■ **What you have to do**
Exactly reproduce each line of the listing that follows.

▬▬▬▬▬▬▬▬▬▬

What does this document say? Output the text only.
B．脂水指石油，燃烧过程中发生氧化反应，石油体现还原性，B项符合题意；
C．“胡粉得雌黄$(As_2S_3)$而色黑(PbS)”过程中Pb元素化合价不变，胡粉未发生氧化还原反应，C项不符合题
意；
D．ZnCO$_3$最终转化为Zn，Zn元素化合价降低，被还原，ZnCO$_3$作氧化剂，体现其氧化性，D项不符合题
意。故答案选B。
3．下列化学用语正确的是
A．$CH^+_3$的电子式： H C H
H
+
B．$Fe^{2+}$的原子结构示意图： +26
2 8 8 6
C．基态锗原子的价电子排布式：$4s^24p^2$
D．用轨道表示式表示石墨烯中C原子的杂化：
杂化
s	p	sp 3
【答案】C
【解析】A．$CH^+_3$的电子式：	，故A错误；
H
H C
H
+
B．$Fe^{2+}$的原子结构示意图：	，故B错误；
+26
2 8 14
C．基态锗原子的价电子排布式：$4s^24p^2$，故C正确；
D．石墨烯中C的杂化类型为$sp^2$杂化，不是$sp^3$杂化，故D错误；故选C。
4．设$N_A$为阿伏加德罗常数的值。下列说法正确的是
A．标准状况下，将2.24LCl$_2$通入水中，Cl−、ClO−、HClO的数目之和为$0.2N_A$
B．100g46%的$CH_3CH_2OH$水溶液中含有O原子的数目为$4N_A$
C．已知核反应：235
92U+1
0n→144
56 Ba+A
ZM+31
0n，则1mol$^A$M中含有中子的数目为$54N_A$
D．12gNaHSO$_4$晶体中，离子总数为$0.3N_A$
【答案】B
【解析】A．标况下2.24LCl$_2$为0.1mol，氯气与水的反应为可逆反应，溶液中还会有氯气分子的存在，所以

▬▬▬▬▬▬▬▬▬▬

■ **Answer to this problem**
What does this document say? Output the text only.
B．脂水指石油，燃烧过程中发生氧化反应，石油体现还原性，B项符合题意；
C．“胡粉得雌黄$(As_2S_3)$而色黑(PbS)”过程中Pb元素化合价不变，胡粉未发生氧化还原反应，C项不符合题
意；
D．ZnCO$_3$最终转化为Zn，Zn元素化合价降低，被还原，ZnCO$_3$作氧化剂，体现其氧化性，D项不符合题
意。故答案选B。
3．下列化学用语正确的是
A．$CH^+_3$的电子式： H C H
H
+
B．$Fe^{2+}$的原子结构示意图： +26
2 8 8 6
C．基态锗原子的价电子排布式：$4s^24p^2$
D．用轨道表示式表示石墨烯中C原子的杂化：
杂化
s	p	sp 3
【答案】C
【解析】A．$CH^+_3$的电子式：	，故A错误；
H
H C
H
+
B．$Fe^{2+}$的原子结构示意图：	，故B错误；
+26
2 8 14
C．基态锗原子的价电子排布式：$4s^24p^2$，故C正确；
D．石墨烯中C的杂化类型为$sp^2$杂化，不是$sp^3$杂化，故D错误；故选C。
4．设$N_A$为阿伏加德罗常数的值。下列说法正确的是
A．标准状况下，将2.24LCl$_2$通入水中，Cl−、ClO−、HClO的数目之和为$0.2N_A$
B．100g46%的$CH_3CH_2OH$水溶液中含有O原子的数目为$4N_A$
C．已知核反应：235
92U+1
0n→144
56 Ba+A
ZM+31
0n，则1mol$^A$M中含有中子的数目为$54N_A$
D．12gNaHSO$_4$晶体中，离子总数为$0.3N_A$
【答案】B
【解析】A．标况下2.24LCl$_2$为0.1mol，氯气与水的反应为可逆反应，溶液中还会有氯气分子的存在，所以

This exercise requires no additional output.